**WORK TO COMPLETE**
In the data below, find each line containing the string "Strand" and return it.

**Dataset items**
-- Start --
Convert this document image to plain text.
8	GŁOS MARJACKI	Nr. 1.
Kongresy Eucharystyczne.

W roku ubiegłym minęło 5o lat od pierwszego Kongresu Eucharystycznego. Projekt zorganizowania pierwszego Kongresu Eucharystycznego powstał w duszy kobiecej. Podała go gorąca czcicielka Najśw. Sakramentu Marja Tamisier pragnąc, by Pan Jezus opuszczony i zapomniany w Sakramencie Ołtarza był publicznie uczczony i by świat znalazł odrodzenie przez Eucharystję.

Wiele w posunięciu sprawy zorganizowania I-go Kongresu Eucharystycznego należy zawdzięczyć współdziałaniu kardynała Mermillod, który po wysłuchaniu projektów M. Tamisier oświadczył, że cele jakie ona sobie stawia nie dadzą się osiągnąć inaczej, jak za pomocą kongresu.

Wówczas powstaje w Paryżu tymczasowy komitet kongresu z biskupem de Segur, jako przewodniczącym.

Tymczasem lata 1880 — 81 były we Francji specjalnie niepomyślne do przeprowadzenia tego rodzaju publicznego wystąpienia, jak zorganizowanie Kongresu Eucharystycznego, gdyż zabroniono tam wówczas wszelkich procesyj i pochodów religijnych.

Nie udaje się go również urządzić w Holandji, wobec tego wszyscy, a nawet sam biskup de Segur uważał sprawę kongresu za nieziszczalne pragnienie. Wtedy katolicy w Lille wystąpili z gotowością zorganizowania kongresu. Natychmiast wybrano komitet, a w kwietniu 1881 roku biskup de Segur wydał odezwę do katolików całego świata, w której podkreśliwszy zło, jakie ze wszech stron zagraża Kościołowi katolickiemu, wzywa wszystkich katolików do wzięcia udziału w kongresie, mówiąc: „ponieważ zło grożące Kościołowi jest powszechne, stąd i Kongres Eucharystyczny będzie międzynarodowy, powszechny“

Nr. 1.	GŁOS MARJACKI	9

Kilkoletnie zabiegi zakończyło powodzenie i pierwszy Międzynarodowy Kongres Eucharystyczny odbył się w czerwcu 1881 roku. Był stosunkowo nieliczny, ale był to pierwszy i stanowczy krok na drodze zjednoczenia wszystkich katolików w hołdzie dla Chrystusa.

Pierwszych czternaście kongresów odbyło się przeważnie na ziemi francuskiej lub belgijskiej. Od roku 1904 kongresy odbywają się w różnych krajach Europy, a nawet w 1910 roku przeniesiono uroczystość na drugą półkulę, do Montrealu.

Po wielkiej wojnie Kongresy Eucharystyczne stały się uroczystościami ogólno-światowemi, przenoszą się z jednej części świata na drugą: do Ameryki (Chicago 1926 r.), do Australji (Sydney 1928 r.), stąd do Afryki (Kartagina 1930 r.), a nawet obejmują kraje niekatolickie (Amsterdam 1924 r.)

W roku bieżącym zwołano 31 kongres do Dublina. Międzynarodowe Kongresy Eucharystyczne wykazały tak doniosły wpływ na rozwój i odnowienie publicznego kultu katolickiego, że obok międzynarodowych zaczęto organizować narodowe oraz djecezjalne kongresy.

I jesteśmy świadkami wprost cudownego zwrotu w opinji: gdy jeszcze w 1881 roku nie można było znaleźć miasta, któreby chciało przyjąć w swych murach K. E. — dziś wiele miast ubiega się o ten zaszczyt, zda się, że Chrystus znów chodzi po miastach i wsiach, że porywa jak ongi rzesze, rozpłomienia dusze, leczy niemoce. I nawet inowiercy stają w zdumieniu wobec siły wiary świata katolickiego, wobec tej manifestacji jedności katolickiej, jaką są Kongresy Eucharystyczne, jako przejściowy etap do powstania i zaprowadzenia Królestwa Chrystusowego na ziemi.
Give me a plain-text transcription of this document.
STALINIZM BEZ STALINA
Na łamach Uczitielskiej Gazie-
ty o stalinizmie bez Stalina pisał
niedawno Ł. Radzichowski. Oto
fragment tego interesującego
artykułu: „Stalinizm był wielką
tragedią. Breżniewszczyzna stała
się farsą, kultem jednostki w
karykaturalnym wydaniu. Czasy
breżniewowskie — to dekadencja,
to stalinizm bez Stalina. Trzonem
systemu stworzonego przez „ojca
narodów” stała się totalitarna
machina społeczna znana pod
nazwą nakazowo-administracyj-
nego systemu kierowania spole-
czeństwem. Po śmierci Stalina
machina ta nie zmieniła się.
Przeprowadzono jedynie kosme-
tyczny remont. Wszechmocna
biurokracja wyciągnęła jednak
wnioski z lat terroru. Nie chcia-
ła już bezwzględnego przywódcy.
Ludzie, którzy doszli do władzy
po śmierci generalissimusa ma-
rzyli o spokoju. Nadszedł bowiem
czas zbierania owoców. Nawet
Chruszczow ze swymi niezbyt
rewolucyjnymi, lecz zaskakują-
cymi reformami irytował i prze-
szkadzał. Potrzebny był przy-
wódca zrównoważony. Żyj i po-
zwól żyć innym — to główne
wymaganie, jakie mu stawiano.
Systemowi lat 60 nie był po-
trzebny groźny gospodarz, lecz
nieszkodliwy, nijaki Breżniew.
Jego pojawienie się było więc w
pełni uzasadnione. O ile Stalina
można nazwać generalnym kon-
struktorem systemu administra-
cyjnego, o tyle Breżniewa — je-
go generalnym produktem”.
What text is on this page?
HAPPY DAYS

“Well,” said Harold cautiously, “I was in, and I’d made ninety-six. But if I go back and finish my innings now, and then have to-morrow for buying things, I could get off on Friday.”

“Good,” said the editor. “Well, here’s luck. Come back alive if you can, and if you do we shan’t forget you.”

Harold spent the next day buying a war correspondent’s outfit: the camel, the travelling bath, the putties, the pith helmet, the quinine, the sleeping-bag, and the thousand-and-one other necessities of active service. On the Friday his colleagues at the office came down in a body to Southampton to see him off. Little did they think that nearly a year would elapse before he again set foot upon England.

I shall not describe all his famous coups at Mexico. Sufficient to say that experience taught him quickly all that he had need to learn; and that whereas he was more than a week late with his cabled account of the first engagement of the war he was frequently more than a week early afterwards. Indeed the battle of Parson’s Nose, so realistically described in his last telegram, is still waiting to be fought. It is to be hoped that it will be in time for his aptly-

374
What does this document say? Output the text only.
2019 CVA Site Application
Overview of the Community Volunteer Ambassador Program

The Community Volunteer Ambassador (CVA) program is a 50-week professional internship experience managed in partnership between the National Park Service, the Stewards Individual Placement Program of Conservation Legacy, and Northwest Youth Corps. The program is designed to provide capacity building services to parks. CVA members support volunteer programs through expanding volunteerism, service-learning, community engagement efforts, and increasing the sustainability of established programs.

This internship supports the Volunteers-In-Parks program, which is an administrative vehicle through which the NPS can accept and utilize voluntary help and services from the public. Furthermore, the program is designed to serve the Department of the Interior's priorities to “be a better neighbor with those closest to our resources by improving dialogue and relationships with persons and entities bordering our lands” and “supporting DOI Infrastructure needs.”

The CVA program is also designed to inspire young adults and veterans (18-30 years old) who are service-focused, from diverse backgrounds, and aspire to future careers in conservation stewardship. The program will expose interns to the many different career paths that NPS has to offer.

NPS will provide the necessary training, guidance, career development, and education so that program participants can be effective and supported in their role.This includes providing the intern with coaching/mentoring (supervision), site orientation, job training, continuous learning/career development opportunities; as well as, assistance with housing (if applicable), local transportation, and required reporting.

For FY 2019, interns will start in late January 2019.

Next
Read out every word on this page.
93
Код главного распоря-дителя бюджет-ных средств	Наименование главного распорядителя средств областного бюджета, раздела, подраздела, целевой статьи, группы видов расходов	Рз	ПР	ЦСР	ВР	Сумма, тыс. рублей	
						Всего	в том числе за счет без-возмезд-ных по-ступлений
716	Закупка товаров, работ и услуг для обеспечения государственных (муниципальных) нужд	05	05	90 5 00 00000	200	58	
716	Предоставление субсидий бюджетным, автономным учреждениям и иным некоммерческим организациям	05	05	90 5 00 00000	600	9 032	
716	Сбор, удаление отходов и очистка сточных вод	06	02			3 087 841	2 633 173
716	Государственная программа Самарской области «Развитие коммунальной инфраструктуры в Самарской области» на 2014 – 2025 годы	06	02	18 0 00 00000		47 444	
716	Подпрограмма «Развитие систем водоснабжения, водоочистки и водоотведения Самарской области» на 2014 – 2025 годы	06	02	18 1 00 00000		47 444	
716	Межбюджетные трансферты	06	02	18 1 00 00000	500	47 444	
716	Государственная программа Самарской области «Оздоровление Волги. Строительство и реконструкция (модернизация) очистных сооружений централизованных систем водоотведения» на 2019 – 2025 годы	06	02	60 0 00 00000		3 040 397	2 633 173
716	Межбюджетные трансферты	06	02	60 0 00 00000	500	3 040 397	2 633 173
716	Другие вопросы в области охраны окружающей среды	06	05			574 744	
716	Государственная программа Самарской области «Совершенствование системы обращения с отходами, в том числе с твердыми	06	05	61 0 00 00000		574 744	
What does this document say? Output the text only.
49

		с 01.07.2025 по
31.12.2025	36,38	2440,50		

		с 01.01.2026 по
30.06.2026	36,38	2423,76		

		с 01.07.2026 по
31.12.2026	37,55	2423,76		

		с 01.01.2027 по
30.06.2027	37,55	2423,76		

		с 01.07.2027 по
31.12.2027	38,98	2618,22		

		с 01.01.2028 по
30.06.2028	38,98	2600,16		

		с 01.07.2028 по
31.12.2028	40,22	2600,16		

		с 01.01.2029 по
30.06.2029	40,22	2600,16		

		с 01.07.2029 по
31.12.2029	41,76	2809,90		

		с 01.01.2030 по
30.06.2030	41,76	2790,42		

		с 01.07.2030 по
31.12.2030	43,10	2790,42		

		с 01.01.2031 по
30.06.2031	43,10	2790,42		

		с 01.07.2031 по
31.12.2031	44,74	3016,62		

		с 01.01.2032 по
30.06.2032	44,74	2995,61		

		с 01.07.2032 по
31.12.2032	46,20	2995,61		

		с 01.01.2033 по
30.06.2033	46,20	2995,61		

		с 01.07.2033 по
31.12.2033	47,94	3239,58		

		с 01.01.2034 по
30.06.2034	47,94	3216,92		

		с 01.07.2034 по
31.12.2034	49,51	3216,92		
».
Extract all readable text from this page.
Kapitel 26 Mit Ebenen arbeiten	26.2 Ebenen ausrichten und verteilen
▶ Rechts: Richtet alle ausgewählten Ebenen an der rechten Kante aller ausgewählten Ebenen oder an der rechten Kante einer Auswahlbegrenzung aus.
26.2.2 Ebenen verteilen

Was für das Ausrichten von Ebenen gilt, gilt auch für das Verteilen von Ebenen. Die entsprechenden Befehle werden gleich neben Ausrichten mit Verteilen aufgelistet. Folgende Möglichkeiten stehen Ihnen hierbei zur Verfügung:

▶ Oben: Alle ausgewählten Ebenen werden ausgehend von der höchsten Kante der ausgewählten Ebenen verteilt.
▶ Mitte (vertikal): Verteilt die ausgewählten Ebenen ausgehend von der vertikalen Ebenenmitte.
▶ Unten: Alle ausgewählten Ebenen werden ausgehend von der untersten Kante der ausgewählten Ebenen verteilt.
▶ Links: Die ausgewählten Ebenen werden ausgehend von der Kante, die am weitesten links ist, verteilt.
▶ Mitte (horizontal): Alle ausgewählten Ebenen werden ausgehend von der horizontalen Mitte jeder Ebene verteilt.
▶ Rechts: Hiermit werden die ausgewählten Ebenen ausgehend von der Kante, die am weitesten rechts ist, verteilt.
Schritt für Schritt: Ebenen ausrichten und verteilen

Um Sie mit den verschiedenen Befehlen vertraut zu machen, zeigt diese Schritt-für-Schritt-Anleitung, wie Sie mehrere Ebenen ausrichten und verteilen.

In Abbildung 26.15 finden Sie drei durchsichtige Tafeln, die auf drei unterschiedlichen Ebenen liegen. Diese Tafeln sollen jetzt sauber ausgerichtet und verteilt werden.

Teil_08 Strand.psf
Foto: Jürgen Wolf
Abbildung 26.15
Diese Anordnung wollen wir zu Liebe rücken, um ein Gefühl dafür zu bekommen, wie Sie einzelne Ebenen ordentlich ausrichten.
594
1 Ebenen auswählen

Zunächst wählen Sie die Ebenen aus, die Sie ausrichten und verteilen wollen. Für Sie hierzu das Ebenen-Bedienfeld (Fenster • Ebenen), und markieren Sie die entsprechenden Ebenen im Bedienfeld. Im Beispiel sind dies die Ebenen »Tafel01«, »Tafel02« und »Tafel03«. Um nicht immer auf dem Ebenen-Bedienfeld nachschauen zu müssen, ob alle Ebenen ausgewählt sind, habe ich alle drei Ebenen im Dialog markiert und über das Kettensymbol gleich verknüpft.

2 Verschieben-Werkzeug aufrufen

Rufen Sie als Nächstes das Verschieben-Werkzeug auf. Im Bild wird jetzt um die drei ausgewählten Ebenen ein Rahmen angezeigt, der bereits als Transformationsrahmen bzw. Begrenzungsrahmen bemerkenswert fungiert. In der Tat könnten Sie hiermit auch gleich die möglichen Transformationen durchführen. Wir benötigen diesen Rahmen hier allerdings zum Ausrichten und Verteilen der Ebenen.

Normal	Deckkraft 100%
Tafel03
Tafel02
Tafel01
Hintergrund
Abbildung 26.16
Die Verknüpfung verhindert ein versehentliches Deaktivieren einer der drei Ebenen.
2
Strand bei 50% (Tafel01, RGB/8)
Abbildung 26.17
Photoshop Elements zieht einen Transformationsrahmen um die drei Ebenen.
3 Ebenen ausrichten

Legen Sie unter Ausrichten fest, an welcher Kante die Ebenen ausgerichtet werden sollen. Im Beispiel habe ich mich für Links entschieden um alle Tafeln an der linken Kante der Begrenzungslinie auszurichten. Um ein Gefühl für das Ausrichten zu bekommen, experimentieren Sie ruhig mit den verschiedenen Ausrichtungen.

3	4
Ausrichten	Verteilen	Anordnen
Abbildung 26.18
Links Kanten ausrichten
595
-- End --
**TASK ANSWER**
Teil_08 Strand.psf
Strand bei 50% (Tafel01, RGB/8)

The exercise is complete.